Identify each line below that contains the word "Modifying", and copy it out.

* Begin *

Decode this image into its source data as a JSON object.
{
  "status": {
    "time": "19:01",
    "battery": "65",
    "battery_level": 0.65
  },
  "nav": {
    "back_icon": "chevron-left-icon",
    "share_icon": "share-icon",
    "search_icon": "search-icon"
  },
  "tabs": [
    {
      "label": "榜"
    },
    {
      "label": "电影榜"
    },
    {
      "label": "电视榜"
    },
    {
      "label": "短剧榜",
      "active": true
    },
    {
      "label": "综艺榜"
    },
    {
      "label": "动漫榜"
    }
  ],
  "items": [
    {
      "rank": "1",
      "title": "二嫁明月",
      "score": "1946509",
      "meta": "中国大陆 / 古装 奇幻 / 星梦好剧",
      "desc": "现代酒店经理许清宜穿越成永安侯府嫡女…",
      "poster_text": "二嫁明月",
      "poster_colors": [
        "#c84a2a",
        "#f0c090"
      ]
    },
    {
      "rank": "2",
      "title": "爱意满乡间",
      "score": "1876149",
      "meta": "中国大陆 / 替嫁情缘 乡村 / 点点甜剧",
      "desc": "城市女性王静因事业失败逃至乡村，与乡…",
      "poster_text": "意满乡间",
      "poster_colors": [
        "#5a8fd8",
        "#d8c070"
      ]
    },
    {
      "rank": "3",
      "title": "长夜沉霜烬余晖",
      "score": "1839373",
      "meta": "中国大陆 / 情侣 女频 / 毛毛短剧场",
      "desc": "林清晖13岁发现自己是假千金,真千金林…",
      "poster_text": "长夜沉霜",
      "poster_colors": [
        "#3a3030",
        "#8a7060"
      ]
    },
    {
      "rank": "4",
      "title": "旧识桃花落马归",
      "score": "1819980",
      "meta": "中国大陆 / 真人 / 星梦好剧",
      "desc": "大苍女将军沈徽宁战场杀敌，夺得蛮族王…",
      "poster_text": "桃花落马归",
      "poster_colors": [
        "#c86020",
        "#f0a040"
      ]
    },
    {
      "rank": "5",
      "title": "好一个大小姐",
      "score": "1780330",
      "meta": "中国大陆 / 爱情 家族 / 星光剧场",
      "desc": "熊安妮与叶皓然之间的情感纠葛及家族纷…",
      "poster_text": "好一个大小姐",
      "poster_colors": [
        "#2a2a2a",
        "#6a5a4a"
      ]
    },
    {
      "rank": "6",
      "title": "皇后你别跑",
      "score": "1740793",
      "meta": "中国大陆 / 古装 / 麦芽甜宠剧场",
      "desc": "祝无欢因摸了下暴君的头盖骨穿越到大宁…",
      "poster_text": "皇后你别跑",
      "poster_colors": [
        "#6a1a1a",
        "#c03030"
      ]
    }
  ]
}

* End *
* Begin *

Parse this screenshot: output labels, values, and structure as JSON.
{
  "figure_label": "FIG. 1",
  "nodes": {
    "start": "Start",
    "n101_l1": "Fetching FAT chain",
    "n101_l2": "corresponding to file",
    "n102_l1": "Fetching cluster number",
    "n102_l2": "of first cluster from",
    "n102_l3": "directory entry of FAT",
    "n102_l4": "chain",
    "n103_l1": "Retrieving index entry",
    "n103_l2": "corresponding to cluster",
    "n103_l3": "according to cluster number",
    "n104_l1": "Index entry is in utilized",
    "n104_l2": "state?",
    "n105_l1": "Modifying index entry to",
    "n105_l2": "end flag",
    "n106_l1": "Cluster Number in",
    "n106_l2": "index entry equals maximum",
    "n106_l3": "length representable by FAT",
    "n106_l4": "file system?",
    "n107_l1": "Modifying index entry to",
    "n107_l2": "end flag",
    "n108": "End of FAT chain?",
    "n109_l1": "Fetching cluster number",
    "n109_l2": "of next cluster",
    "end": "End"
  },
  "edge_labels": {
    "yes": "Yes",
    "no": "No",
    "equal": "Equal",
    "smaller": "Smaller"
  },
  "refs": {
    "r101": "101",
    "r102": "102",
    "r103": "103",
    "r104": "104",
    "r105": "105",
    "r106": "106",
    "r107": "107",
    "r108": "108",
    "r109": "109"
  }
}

* End *

FULL SOLUTION:
    "n105_l1": "Modifying index entry to",
    "n107_l1": "Modifying index entry to",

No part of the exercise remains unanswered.